Dataset excerpts start

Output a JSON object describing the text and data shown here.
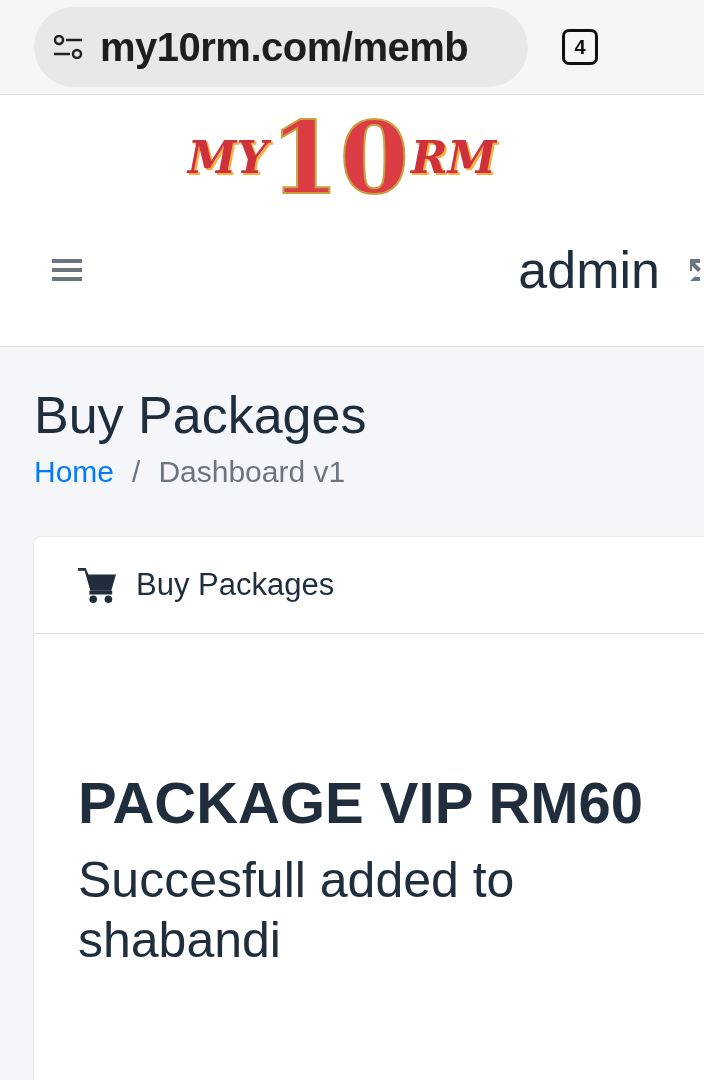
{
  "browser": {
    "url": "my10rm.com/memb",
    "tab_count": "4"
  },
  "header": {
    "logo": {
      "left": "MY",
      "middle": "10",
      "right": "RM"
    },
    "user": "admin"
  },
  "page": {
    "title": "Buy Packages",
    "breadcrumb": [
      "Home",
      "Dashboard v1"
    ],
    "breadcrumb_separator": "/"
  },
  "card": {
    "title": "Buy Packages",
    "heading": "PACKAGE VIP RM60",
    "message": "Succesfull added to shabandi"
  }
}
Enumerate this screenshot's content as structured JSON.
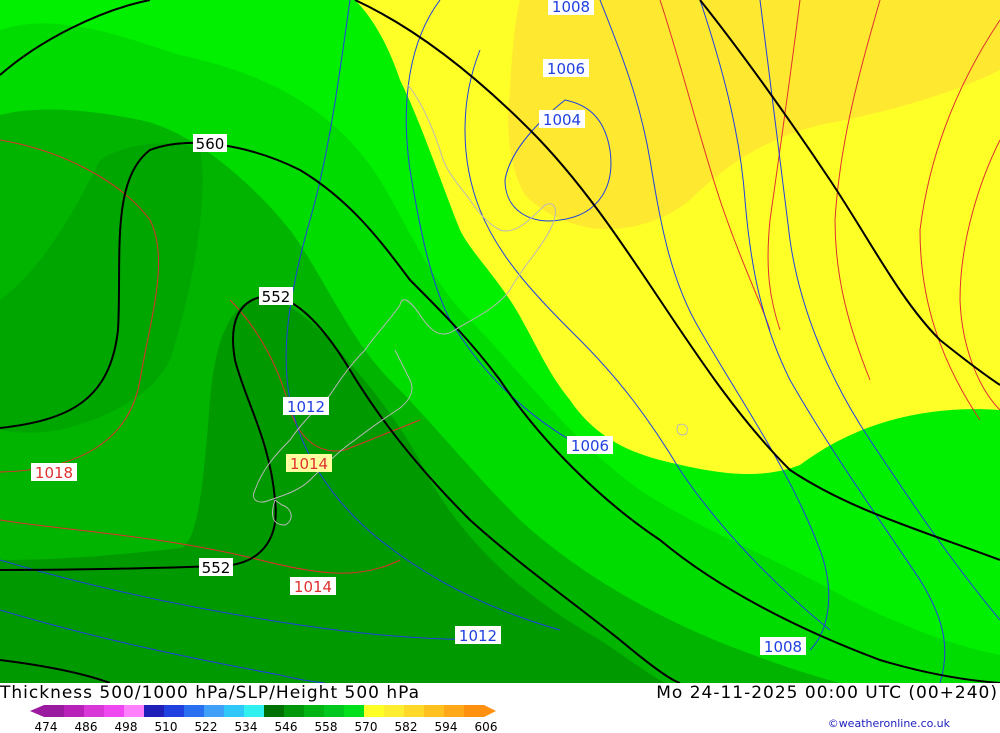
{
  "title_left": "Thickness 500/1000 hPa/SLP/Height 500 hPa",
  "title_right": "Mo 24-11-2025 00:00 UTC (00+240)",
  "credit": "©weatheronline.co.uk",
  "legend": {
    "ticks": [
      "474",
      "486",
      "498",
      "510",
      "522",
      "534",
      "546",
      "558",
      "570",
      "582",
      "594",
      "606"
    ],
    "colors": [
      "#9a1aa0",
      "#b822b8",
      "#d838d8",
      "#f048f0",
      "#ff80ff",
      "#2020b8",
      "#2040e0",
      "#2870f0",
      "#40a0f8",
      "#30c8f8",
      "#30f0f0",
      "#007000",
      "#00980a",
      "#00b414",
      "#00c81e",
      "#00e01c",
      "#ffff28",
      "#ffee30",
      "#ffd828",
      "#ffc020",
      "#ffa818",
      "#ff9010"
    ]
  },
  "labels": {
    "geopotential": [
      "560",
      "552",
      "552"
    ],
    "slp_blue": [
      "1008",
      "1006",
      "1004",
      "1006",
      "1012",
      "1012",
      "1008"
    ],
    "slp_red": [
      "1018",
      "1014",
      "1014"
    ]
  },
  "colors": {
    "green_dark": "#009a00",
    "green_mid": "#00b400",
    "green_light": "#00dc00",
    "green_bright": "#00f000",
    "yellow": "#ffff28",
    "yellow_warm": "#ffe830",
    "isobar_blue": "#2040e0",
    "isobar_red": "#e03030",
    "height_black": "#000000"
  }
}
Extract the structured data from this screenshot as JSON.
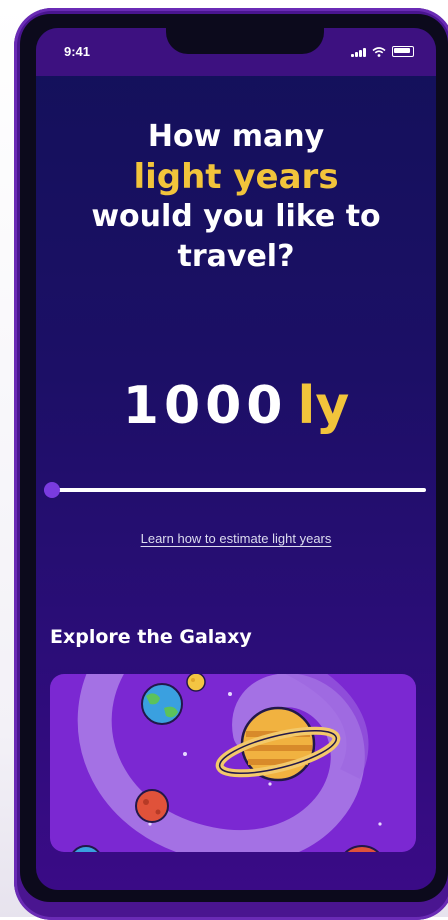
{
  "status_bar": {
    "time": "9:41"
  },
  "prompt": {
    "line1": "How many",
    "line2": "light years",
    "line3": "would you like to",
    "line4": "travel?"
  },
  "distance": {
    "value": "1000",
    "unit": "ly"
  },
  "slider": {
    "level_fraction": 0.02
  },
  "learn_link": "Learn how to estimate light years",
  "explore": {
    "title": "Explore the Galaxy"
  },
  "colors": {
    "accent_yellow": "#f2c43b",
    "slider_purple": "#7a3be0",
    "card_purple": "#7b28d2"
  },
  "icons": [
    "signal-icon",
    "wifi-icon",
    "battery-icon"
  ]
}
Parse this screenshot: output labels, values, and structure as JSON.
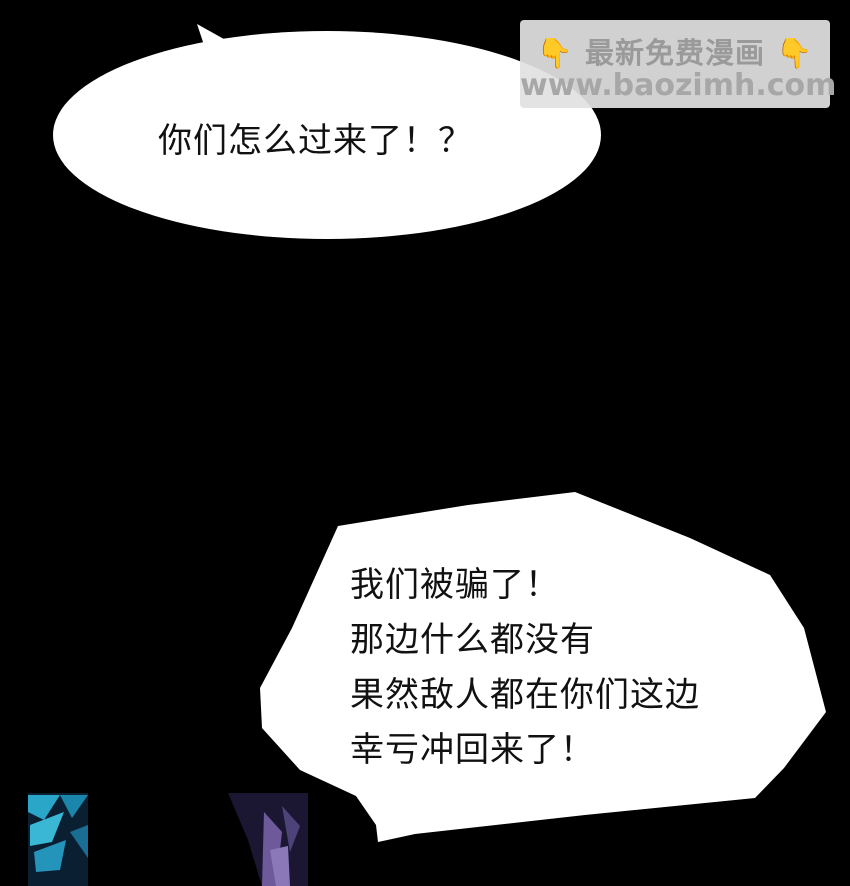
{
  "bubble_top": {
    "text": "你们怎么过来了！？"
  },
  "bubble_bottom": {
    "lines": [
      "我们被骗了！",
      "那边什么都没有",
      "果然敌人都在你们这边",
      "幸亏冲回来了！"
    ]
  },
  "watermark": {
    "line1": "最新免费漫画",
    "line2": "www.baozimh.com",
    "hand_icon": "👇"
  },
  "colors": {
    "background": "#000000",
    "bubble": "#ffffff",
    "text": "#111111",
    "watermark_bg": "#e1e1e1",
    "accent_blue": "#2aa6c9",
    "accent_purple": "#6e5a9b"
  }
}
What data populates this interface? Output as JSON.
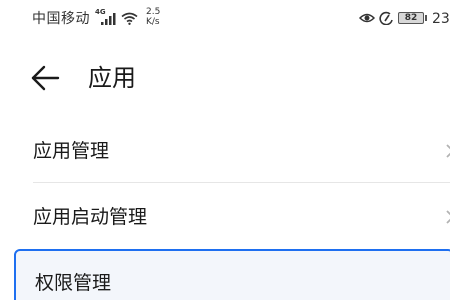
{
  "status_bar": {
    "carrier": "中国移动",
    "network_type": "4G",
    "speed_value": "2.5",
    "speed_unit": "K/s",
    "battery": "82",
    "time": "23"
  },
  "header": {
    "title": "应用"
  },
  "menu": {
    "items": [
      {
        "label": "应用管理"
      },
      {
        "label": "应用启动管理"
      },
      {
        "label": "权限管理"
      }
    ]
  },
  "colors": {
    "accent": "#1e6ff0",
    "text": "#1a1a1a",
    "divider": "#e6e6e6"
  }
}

Dataset excerpts end

Task statement
In the copy, include no pictures; restate the listing above exactly.

Response
Output a JSON object describing the text and data shown here.
{
  "browser": {
    "url": "my10rm.com/memb",
    "tab_count": "4"
  },
  "header": {
    "logo": {
      "left": "MY",
      "middle": "10",
      "right": "RM"
    },
    "user": "admin"
  },
  "page": {
    "title": "Buy Packages",
    "breadcrumb": [
      "Home",
      "Dashboard v1"
    ],
    "breadcrumb_separator": "/"
  },
  "card": {
    "title": "Buy Packages",
    "heading": "PACKAGE VIP RM60",
    "message": "Succesfull added to shabandi"
  }
}
Enumerate this screenshot's content as structured JSON.
{
  "title_left": "Thickness 500/1000 hPa/SLP/Height 500 hPa",
  "title_right": "Mo 24-11-2025 00:00 UTC (00+240)",
  "credit": "©weatheronline.co.uk",
  "legend": {
    "ticks": [
      "474",
      "486",
      "498",
      "510",
      "522",
      "534",
      "546",
      "558",
      "570",
      "582",
      "594",
      "606"
    ],
    "colors": [
      "#9a1aa0",
      "#b822b8",
      "#d838d8",
      "#f048f0",
      "#ff80ff",
      "#2020b8",
      "#2040e0",
      "#2870f0",
      "#40a0f8",
      "#30c8f8",
      "#30f0f0",
      "#007000",
      "#00980a",
      "#00b414",
      "#00c81e",
      "#00e01c",
      "#ffff28",
      "#ffee30",
      "#ffd828",
      "#ffc020",
      "#ffa818",
      "#ff9010"
    ]
  },
  "labels": {
    "geopotential": [
      "560",
      "552",
      "552"
    ],
    "slp_blue": [
      "1008",
      "1006",
      "1004",
      "1006",
      "1012",
      "1012",
      "1008"
    ],
    "slp_red": [
      "1018",
      "1014",
      "1014"
    ]
  },
  "colors": {
    "green_dark": "#009a00",
    "green_mid": "#00b400",
    "green_light": "#00dc00",
    "green_bright": "#00f000",
    "yellow": "#ffff28",
    "yellow_warm": "#ffe830",
    "isobar_blue": "#2040e0",
    "isobar_red": "#e03030",
    "height_black": "#000000"
  }
}
Extract the structured data from this screenshot as JSON.
{
  "status_bar": {
    "time": "9:41"
  },
  "prompt": {
    "line1": "How many",
    "line2": "light years",
    "line3": "would you like to",
    "line4": "travel?"
  },
  "distance": {
    "value": "1000",
    "unit": "ly"
  },
  "slider": {
    "level_fraction": 0.02
  },
  "learn_link": "Learn how to estimate light years",
  "explore": {
    "title": "Explore the Galaxy"
  },
  "colors": {
    "accent_yellow": "#f2c43b",
    "slider_purple": "#7a3be0",
    "card_purple": "#7b28d2"
  },
  "icons": [
    "signal-icon",
    "wifi-icon",
    "battery-icon"
  ]
}
Parse this screenshot: output labels, values, and structure as JSON.
{
  "bubble_top": {
    "text": "你们怎么过来了！？"
  },
  "bubble_bottom": {
    "lines": [
      "我们被骗了！",
      "那边什么都没有",
      "果然敌人都在你们这边",
      "幸亏冲回来了！"
    ]
  },
  "watermark": {
    "line1": "最新免费漫画",
    "line2": "www.baozimh.com",
    "hand_icon": "👇"
  },
  "colors": {
    "background": "#000000",
    "bubble": "#ffffff",
    "text": "#111111",
    "watermark_bg": "#e1e1e1",
    "accent_blue": "#2aa6c9",
    "accent_purple": "#6e5a9b"
  }
}
What data populates this interface? Output as JSON.
{
  "status_bar": {
    "carrier": "中国移动",
    "network_type": "4G",
    "speed_value": "2.5",
    "speed_unit": "K/s",
    "battery": "82",
    "time": "23"
  },
  "header": {
    "title": "应用"
  },
  "menu": {
    "items": [
      {
        "label": "应用管理"
      },
      {
        "label": "应用启动管理"
      },
      {
        "label": "权限管理"
      }
    ]
  },
  "colors": {
    "accent": "#1e6ff0",
    "text": "#1a1a1a",
    "divider": "#e6e6e6"
  }
}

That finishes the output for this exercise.